Quote, word for word, only the lines running from the line with "Extract the structured" through the end of the listing. Leave out the pictures.

-*-*-

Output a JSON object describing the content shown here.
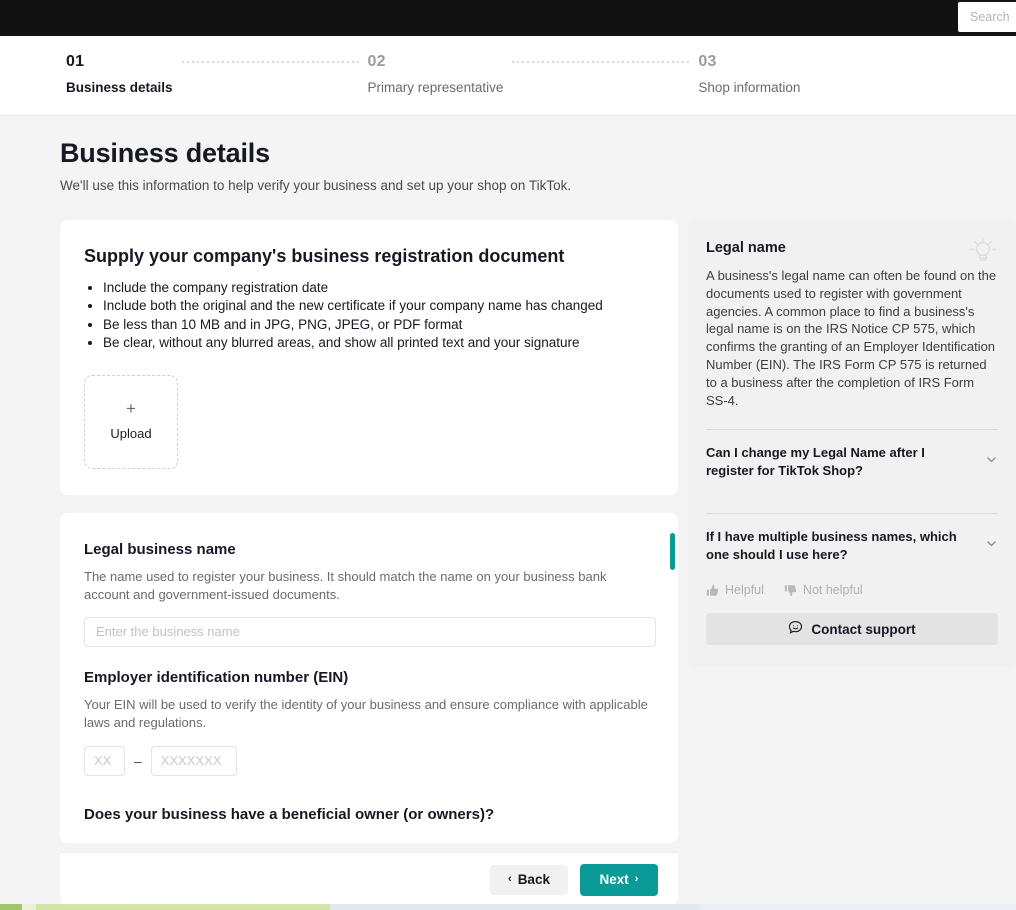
{
  "topbar": {
    "search_placeholder": "Search",
    "search_value": "",
    "background": "#121212"
  },
  "stepper": {
    "steps": [
      {
        "number": "01",
        "label": "Business details",
        "state": "active"
      },
      {
        "number": "02",
        "label": "Primary representative",
        "state": "upcoming"
      },
      {
        "number": "03",
        "label": "Shop information",
        "state": "upcoming"
      }
    ]
  },
  "page": {
    "title": "Business details",
    "subtitle": "We'll use this information to help verify your business and set up your shop on TikTok."
  },
  "upload_card": {
    "title": "Supply your company's business registration document",
    "requirements": [
      "Include the company registration date",
      "Include both the original and the new certificate if your company name has changed",
      "Be less than 10 MB and in JPG, PNG, JPEG, or PDF format",
      "Be clear, without any blurred areas, and show all printed text and your signature"
    ],
    "upload": {
      "plus": "+",
      "label": "Upload"
    }
  },
  "form_card": {
    "legal_business_name": {
      "label": "Legal business name",
      "help": "The name used to register your business. It should match the name on your business bank account and government-issued documents.",
      "placeholder": "Enter the business name",
      "value": ""
    },
    "ein": {
      "label": "Employer identification number (EIN)",
      "help": "Your EIN will be used to verify the identity of your business and ensure compliance with applicable laws and regulations.",
      "prefix_placeholder": "XX",
      "prefix_value": "",
      "separator": "–",
      "suffix_placeholder": "XXXXXXX",
      "suffix_value": ""
    },
    "beneficial_owner_question": "Does your business have a beneficial owner (or owners)?",
    "scrollbar_color": "#0a9b96"
  },
  "help_panel": {
    "icon": "lightbulb-icon",
    "title": "Legal name",
    "body": "A business's legal name can often be found on the documents used to register with government agencies. A common place to find a business's legal name is on the IRS Notice CP 575, which confirms the granting of an Employer Identification Number (EIN). The IRS Form CP 575 is returned to a business after the completion of IRS Form SS-4.",
    "faqs": [
      {
        "question": "Can I change my Legal Name after I register for TikTok Shop?",
        "expanded": false
      },
      {
        "question": "If I have multiple business names, which one should I use here?",
        "expanded": false
      }
    ],
    "feedback": {
      "helpful_label": "Helpful",
      "not_helpful_label": "Not helpful"
    },
    "support_button": "Contact support"
  },
  "footer": {
    "back_label": "Back",
    "next_label": "Next",
    "back_arrow": "‹",
    "next_arrow": "›",
    "next_color": "#0a9b96"
  }
}
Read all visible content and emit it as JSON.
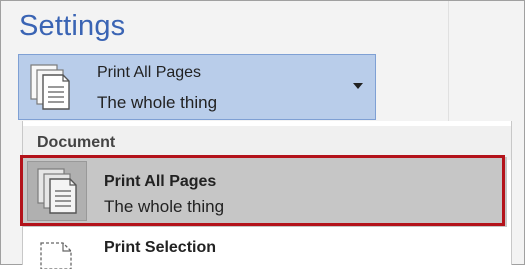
{
  "settings": {
    "title": "Settings",
    "selector": {
      "label": "Print All Pages",
      "subtitle": "The whole thing",
      "icon": "pages-stack-icon"
    },
    "dropdown": {
      "group_label": "Document",
      "items": [
        {
          "label": "Print All Pages",
          "subtitle": "The whole thing",
          "icon": "pages-stack-icon",
          "selected": true
        },
        {
          "label": "Print Selection",
          "icon": "page-selection-icon"
        }
      ]
    }
  },
  "colors": {
    "accent_title": "#3a64b4",
    "selector_bg": "#b9cdea",
    "highlight_border": "#b3121a"
  }
}
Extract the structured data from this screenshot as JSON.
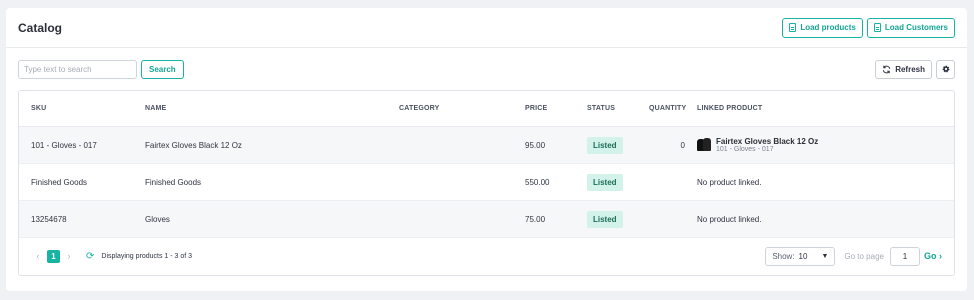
{
  "header": {
    "title": "Catalog",
    "load_products_label": "Load products",
    "load_customers_label": "Load Customers"
  },
  "toolbar": {
    "search_placeholder": "Type text to search",
    "search_value": "",
    "search_label": "Search",
    "refresh_label": "Refresh"
  },
  "table": {
    "columns": {
      "sku": "SKU",
      "name": "NAME",
      "category": "CATEGORY",
      "price": "PRICE",
      "status": "STATUS",
      "quantity": "QUANTITY",
      "linked": "LINKED PRODUCT"
    },
    "rows": [
      {
        "sku": "101 - Gloves - 017",
        "name": "Fairtex Gloves Black 12 Oz",
        "category": "",
        "price": "95.00",
        "status": "Listed",
        "quantity": "0",
        "linked_title": "Fairtex Gloves Black 12 Oz",
        "linked_sub": "101 - Gloves - 017"
      },
      {
        "sku": "Finished Goods",
        "name": "Finished Goods",
        "category": "",
        "price": "550.00",
        "status": "Listed",
        "quantity": "",
        "linked_text": "No product linked."
      },
      {
        "sku": "13254678",
        "name": "Gloves",
        "category": "",
        "price": "75.00",
        "status": "Listed",
        "quantity": "",
        "linked_text": "No product linked."
      }
    ]
  },
  "footer": {
    "prev_icon": "chevron-left-icon",
    "current_page": "1",
    "next_icon": "chevron-right-icon",
    "displaying": "Displaying products 1 - 3 of 3",
    "show_label": "Show:",
    "show_value": "10",
    "goto_label": "Go to page",
    "goto_value": "1",
    "go_label": "Go"
  },
  "colors": {
    "accent": "#17b3a3",
    "badge_bg": "#d3f2ea",
    "page_bg": "#f0f1f4"
  }
}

-*-*-

# TASK RESULT
Extract the structured data from this screenshot as JSON.
{
  "header": {
    "title": "Catalog",
    "load_products_label": "Load products",
    "load_customers_label": "Load Customers"
  },
  "toolbar": {
    "search_placeholder": "Type text to search",
    "search_value": "",
    "search_label": "Search",
    "refresh_label": "Refresh"
  },
  "table": {
    "columns": {
      "sku": "SKU",
      "name": "NAME",
      "category": "CATEGORY",
      "price": "PRICE",
      "status": "STATUS",
      "quantity": "QUANTITY",
      "linked": "LINKED PRODUCT"
    },
    "rows": [
      {
        "sku": "101 - Gloves - 017",
        "name": "Fairtex Gloves Black 12 Oz",
        "category": "",
        "price": "95.00",
        "status": "Listed",
        "quantity": "0",
        "linked_title": "Fairtex Gloves Black 12 Oz",
        "linked_sub": "101 - Gloves - 017"
      },
      {
        "sku": "Finished Goods",
        "name": "Finished Goods",
        "category": "",
        "price": "550.00",
        "status": "Listed",
        "quantity": "",
        "linked_text": "No product linked."
      },
      {
        "sku": "13254678",
        "name": "Gloves",
        "category": "",
        "price": "75.00",
        "status": "Listed",
        "quantity": "",
        "linked_text": "No product linked."
      }
    ]
  },
  "footer": {
    "prev_icon": "chevron-left-icon",
    "current_page": "1",
    "next_icon": "chevron-right-icon",
    "displaying": "Displaying products 1 - 3 of 3",
    "show_label": "Show:",
    "show_value": "10",
    "goto_label": "Go to page",
    "goto_value": "1",
    "go_label": "Go"
  },
  "colors": {
    "accent": "#17b3a3",
    "badge_bg": "#d3f2ea",
    "page_bg": "#f0f1f4"
  }
}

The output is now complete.